Information given ->
....
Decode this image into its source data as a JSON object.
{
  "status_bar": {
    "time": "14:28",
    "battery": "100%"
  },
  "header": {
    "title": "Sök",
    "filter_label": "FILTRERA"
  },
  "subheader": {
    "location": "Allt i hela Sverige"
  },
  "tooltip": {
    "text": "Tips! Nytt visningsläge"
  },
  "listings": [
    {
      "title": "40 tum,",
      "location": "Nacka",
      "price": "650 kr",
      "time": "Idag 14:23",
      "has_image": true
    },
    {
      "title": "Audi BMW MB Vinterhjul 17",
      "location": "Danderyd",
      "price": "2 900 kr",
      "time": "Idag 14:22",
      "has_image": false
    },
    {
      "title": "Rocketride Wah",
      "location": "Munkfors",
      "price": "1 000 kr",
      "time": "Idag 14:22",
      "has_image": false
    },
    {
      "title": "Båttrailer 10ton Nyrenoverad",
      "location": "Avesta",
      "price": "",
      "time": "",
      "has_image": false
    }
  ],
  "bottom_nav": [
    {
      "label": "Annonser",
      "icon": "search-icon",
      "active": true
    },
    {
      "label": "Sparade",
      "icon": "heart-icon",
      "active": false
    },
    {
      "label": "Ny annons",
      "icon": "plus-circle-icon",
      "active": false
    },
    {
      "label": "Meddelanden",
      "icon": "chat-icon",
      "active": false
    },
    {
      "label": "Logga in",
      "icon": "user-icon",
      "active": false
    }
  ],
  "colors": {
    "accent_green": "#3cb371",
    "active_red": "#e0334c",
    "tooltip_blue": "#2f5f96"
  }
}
....
Directions ->
From the listing above, extract every line exactly as it stands.

Finished task ->
Decode this image into its source data as a JSON object.
{
  "status_bar": {
    "time": "14:28",
    "battery": "100%"
  },
  "header": {
    "title": "Sök",
    "filter_label": "FILTRERA"
  },
  "subheader": {
    "location": "Allt i hela Sverige"
  },
  "tooltip": {
    "text": "Tips! Nytt visningsläge"
  },
  "listings": [
    {
      "title": "40 tum,",
      "location": "Nacka",
      "price": "650 kr",
      "time": "Idag 14:23",
      "has_image": true
    },
    {
      "title": "Audi BMW MB Vinterhjul 17",
      "location": "Danderyd",
      "price": "2 900 kr",
      "time": "Idag 14:22",
      "has_image": false
    },
    {
      "title": "Rocketride Wah",
      "location": "Munkfors",
      "price": "1 000 kr",
      "time": "Idag 14:22",
      "has_image": false
    },
    {
      "title": "Båttrailer 10ton Nyrenoverad",
      "location": "Avesta",
      "price": "",
      "time": "",
      "has_image": false
    }
  ],
  "bottom_nav": [
    {
      "label": "Annonser",
      "icon": "search-icon",
      "active": true
    },
    {
      "label": "Sparade",
      "icon": "heart-icon",
      "active": false
    },
    {
      "label": "Ny annons",
      "icon": "plus-circle-icon",
      "active": false
    },
    {
      "label": "Meddelanden",
      "icon": "chat-icon",
      "active": false
    },
    {
      "label": "Logga in",
      "icon": "user-icon",
      "active": false
    }
  ],
  "colors": {
    "accent_green": "#3cb371",
    "active_red": "#e0334c",
    "tooltip_blue": "#2f5f96"
  }
}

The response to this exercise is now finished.